— Start PROVIDED RECORDS —

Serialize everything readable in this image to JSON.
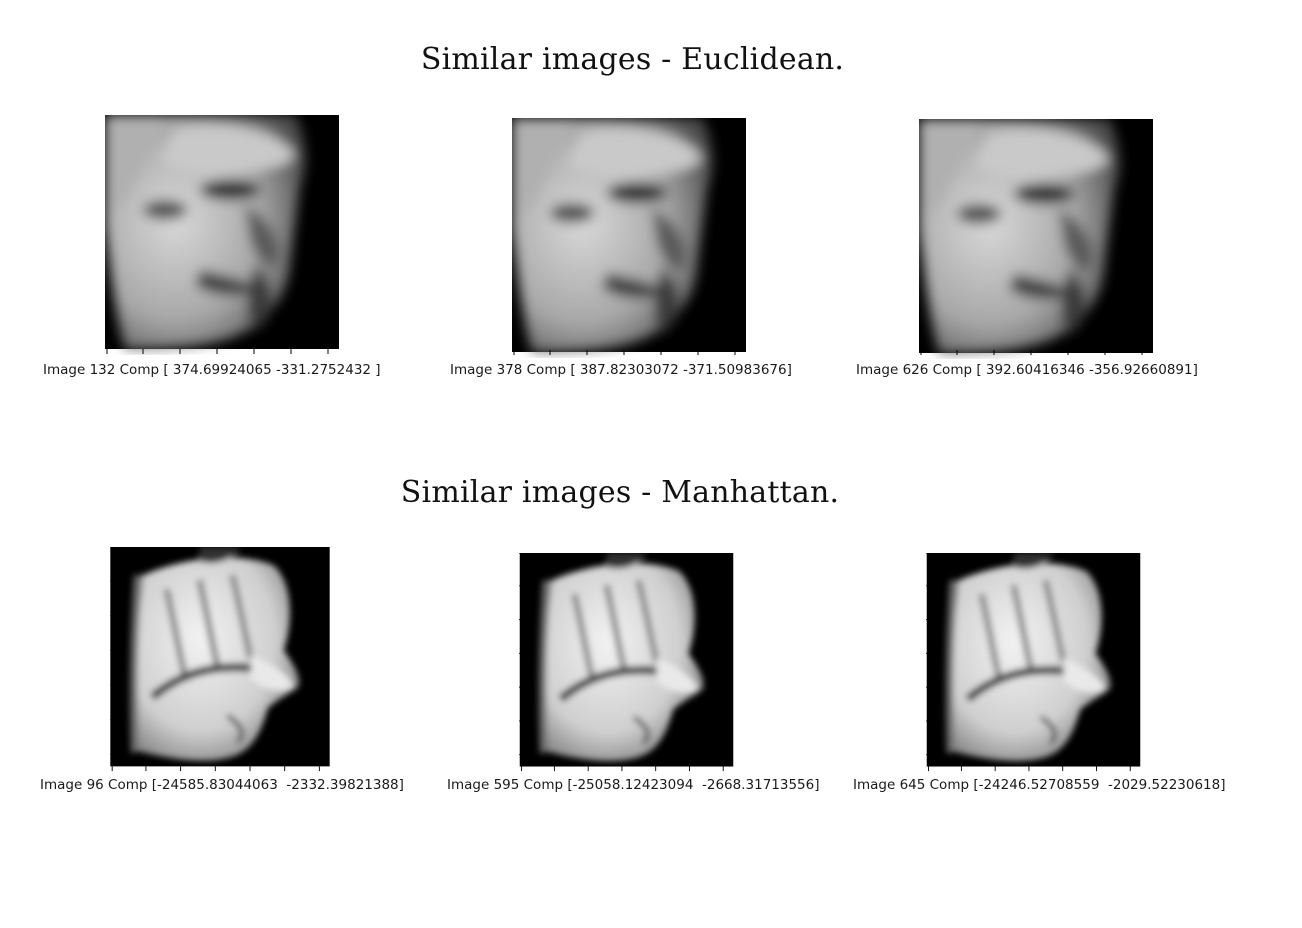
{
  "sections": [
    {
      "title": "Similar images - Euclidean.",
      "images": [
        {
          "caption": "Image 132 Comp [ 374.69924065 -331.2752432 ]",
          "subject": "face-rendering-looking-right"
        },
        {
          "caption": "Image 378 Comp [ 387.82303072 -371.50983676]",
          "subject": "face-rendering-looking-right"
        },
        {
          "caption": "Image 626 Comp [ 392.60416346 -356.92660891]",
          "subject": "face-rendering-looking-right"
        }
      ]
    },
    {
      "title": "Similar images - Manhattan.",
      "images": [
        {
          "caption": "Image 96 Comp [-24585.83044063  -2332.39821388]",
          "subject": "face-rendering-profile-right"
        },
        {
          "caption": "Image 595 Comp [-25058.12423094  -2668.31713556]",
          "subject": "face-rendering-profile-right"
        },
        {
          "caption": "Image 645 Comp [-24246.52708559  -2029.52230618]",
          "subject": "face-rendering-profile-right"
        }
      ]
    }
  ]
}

— End PROVIDED RECORDS —
— Start PROVIDED RECORDS —

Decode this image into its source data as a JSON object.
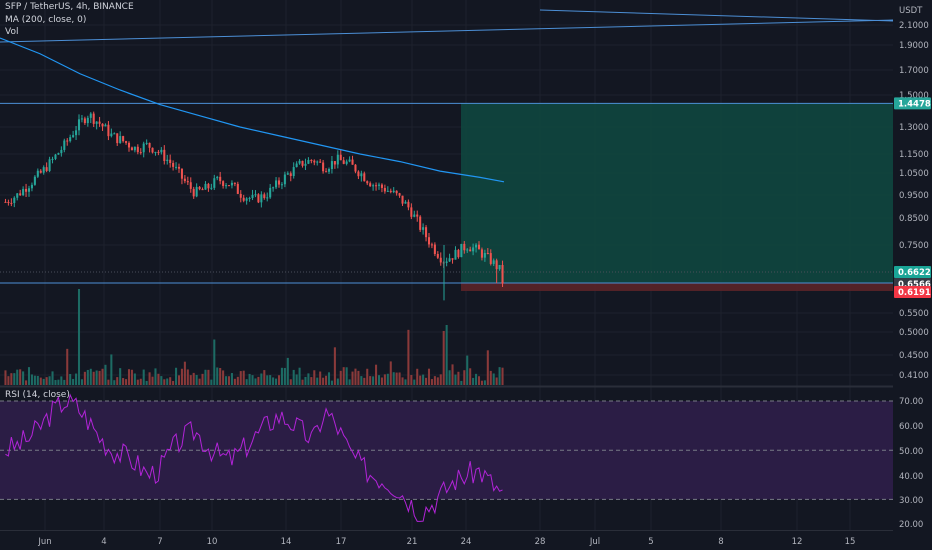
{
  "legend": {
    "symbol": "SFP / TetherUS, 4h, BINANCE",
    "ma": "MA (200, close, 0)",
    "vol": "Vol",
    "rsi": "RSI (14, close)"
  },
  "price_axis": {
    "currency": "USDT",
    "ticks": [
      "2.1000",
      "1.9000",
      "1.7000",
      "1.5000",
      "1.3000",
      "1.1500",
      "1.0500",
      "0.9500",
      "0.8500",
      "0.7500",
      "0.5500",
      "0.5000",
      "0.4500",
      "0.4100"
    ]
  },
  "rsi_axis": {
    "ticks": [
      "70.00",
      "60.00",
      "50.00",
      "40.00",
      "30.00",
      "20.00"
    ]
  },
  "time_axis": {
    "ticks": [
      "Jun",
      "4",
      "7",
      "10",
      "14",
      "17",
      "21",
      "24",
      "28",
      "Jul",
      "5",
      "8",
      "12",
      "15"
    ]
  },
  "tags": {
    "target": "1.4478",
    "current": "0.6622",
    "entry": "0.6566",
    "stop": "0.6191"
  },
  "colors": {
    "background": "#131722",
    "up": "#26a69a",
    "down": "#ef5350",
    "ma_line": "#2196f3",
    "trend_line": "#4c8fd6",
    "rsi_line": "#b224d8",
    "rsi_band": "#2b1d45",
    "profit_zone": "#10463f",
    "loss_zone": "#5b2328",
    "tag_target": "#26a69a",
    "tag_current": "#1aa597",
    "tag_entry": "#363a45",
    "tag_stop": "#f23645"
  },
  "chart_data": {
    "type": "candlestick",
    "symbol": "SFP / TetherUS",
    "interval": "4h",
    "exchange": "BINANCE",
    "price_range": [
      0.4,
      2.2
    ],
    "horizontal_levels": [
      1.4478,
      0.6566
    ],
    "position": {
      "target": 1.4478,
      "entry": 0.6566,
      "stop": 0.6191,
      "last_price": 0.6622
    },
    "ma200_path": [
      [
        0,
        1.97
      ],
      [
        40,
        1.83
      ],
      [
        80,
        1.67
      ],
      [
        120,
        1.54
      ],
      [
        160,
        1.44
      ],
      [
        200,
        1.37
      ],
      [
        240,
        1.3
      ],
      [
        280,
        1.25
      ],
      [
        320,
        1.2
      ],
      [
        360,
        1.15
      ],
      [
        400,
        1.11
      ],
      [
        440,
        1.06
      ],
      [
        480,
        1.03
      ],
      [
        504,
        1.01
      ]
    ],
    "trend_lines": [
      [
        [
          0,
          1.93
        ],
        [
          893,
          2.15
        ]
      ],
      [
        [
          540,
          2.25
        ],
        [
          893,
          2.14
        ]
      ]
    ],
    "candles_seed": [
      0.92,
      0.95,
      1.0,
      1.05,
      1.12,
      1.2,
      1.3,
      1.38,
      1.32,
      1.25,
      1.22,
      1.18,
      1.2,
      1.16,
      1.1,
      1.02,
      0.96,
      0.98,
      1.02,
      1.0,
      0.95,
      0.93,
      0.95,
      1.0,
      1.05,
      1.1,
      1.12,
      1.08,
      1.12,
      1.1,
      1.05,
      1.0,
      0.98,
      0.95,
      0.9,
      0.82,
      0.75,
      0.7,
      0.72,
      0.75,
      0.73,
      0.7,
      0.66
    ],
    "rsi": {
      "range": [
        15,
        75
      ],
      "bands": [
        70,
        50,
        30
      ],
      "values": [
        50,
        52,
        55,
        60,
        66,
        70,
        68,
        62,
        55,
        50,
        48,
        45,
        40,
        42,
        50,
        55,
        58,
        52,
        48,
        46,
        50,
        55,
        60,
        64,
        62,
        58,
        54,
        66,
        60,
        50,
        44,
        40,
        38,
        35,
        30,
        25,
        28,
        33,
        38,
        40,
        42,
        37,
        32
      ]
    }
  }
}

— End PROVIDED RECORDS —

- [GIVEN INSTRUCTION] Work out how many lines in the records above hold the string "title", then give only that count.

- [THE RESPONSE] 2